▶ **Material provided**
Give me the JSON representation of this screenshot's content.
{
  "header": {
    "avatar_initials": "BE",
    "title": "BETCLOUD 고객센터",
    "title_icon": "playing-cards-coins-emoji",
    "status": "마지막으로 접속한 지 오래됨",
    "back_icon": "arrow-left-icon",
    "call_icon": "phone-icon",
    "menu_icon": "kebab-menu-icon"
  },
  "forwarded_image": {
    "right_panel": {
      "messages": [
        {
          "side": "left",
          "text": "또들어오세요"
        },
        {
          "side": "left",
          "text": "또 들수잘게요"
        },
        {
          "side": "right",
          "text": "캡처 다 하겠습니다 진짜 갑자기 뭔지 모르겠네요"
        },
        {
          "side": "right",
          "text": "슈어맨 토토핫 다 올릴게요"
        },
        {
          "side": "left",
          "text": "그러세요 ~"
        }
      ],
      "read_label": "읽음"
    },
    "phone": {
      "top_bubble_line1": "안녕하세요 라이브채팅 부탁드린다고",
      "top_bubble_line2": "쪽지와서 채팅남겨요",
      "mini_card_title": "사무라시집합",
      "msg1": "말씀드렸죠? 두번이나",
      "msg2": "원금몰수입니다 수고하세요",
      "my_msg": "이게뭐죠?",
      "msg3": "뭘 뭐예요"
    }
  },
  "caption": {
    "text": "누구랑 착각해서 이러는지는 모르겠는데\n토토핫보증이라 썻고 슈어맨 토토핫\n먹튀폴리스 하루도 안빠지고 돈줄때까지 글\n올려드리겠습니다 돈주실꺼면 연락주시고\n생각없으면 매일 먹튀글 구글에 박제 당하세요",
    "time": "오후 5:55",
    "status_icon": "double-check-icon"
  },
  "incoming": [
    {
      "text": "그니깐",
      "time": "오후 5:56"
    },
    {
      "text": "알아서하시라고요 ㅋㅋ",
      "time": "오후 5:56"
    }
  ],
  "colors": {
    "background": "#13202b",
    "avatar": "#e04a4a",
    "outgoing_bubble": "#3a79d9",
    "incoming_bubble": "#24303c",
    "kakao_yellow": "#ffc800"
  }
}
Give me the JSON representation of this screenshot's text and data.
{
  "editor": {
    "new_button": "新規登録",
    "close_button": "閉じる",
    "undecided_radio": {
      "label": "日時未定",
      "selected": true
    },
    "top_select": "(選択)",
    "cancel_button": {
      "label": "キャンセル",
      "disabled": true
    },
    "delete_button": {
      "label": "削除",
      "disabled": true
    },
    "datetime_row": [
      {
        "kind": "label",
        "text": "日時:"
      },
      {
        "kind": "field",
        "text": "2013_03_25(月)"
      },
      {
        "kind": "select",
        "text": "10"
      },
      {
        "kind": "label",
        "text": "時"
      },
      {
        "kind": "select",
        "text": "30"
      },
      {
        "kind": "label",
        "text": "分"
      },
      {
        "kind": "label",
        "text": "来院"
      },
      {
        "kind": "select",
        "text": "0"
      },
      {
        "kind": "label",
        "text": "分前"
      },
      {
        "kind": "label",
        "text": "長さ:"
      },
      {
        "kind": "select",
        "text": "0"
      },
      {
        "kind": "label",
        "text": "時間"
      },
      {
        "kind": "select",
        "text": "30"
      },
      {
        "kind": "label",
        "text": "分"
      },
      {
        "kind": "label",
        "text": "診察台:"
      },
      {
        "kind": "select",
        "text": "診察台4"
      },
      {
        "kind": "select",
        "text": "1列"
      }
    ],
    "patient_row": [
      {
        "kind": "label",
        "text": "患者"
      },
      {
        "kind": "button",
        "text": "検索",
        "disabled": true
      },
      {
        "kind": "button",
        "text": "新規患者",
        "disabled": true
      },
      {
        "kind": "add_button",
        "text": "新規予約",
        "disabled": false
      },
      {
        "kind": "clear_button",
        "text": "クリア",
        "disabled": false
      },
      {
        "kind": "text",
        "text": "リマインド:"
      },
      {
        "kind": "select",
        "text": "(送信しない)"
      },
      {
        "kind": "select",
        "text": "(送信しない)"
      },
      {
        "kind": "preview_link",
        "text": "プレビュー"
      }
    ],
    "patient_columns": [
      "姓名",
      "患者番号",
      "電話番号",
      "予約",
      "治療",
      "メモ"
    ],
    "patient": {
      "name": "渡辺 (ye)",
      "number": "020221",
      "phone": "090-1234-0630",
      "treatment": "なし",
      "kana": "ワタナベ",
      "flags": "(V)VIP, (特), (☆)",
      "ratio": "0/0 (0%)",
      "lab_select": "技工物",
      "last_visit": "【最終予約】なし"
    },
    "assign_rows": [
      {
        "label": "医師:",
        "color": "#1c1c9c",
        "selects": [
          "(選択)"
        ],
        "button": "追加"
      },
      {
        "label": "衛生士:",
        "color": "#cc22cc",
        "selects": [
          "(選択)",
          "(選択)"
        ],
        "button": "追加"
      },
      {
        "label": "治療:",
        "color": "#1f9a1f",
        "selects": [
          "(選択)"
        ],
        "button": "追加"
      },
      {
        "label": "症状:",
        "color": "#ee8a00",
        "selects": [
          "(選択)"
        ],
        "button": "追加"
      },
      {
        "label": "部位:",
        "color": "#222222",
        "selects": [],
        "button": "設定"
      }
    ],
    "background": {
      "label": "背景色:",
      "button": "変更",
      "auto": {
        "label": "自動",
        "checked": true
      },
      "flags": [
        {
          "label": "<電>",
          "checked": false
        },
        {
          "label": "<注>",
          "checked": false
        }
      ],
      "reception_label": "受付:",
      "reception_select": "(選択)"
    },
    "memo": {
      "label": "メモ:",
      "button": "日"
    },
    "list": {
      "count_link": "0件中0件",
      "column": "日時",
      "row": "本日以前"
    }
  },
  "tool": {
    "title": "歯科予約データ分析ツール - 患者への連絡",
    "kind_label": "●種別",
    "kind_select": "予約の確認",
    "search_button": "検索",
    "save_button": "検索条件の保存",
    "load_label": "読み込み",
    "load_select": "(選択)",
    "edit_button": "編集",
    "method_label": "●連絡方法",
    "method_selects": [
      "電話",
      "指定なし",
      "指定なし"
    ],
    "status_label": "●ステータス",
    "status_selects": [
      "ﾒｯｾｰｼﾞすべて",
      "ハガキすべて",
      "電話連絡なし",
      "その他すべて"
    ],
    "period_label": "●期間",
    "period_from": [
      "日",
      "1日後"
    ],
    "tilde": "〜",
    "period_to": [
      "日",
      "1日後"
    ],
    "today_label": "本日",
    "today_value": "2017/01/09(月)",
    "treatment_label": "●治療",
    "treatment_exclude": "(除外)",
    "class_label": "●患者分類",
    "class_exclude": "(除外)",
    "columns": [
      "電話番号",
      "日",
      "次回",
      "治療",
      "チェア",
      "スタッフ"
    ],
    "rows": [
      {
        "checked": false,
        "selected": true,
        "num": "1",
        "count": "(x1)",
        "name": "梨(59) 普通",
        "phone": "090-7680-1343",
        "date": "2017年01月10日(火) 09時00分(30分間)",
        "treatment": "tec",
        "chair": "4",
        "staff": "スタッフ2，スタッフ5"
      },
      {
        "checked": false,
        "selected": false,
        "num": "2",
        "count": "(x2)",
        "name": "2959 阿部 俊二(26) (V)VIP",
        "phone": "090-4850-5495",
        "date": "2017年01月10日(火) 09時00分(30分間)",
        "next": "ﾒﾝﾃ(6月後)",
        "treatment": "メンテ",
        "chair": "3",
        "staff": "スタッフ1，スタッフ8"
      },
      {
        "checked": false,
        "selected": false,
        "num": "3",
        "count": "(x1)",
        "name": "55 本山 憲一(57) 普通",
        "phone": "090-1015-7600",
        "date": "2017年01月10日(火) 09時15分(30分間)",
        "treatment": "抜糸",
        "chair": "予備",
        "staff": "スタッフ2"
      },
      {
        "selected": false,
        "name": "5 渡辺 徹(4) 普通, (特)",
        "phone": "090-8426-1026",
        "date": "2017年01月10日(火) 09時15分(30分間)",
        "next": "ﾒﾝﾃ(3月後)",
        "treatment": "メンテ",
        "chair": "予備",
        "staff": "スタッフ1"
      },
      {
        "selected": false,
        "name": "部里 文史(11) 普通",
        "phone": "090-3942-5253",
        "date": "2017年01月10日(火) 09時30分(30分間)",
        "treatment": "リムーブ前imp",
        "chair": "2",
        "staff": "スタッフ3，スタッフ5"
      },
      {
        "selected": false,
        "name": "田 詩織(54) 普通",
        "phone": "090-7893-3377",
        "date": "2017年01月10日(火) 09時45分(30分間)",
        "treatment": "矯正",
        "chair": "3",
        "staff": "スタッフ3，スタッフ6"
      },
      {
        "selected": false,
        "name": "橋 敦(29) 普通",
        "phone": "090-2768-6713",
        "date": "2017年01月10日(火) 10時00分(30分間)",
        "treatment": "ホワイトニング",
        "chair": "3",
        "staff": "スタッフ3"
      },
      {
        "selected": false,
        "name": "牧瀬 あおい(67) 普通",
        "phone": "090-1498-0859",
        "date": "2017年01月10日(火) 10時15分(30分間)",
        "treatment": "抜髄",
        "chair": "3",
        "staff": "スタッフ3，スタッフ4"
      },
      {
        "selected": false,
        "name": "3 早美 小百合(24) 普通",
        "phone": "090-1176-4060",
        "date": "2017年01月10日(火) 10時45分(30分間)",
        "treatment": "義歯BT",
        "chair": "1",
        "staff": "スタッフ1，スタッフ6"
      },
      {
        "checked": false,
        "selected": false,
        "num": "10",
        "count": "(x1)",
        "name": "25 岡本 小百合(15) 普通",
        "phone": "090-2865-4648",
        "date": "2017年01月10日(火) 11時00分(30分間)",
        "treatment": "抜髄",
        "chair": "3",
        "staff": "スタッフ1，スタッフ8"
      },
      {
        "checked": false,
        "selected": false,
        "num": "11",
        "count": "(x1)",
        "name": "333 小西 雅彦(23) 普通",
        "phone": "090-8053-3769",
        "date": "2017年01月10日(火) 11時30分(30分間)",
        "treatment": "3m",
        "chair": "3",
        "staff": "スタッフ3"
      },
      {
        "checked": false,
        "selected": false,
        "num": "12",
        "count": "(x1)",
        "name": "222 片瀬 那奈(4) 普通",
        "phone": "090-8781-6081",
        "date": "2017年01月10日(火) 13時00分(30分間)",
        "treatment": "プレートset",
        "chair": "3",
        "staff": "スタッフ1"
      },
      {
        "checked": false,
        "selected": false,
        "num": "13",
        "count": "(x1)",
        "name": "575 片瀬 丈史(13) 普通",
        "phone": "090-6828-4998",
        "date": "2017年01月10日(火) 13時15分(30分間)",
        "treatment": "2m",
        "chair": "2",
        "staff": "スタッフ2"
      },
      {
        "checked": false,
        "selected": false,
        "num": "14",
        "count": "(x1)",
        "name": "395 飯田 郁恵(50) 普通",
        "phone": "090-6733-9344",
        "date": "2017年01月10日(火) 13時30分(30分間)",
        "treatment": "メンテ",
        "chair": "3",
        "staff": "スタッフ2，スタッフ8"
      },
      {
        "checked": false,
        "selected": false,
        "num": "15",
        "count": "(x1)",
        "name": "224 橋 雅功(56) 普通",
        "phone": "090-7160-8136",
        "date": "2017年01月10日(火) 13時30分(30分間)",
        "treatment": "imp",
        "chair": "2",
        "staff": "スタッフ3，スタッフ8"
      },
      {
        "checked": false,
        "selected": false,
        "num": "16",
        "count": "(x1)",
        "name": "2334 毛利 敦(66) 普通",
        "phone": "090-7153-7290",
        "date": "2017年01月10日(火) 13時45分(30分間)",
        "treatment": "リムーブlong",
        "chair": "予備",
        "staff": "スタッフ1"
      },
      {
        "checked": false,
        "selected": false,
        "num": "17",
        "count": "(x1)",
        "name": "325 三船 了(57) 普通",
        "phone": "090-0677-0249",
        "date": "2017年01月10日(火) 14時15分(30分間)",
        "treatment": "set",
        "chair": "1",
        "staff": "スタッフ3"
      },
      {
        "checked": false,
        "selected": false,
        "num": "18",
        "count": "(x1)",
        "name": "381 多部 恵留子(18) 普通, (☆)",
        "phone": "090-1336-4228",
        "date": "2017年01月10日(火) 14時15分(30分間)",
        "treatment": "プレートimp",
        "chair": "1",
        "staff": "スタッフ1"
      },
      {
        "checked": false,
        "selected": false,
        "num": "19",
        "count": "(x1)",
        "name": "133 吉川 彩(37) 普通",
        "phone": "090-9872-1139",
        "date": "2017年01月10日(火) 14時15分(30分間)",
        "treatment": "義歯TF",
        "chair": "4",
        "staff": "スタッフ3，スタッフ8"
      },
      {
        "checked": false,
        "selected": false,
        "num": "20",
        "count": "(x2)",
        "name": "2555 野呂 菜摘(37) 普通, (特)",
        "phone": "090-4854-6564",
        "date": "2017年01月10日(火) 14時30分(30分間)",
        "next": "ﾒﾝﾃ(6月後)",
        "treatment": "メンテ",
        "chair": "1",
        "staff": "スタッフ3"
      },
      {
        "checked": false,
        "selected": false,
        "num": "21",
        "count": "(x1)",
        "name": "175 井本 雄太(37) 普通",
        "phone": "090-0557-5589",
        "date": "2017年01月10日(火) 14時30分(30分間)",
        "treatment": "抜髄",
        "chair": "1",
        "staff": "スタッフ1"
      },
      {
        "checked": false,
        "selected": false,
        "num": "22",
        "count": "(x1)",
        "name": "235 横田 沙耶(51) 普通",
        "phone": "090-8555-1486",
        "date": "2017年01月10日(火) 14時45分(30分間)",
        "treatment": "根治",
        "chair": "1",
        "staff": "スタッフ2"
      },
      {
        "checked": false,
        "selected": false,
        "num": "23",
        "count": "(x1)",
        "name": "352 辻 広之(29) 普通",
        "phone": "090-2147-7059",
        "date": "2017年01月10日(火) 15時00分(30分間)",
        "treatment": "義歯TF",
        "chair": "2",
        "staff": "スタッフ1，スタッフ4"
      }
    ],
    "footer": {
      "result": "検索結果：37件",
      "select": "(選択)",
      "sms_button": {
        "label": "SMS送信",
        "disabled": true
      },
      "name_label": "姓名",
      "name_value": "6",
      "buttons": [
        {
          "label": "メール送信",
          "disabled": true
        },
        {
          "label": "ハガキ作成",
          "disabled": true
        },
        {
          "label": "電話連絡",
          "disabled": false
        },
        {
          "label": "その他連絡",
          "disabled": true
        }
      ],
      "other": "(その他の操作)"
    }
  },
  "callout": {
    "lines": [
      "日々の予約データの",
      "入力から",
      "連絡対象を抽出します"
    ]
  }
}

▶ **Job**
Find the word "Give" and list each line it appears in.

▶ **Final result**
Give me the JSON representation of this screenshot's content.
Give me the JSON representation of this screenshot's text and data.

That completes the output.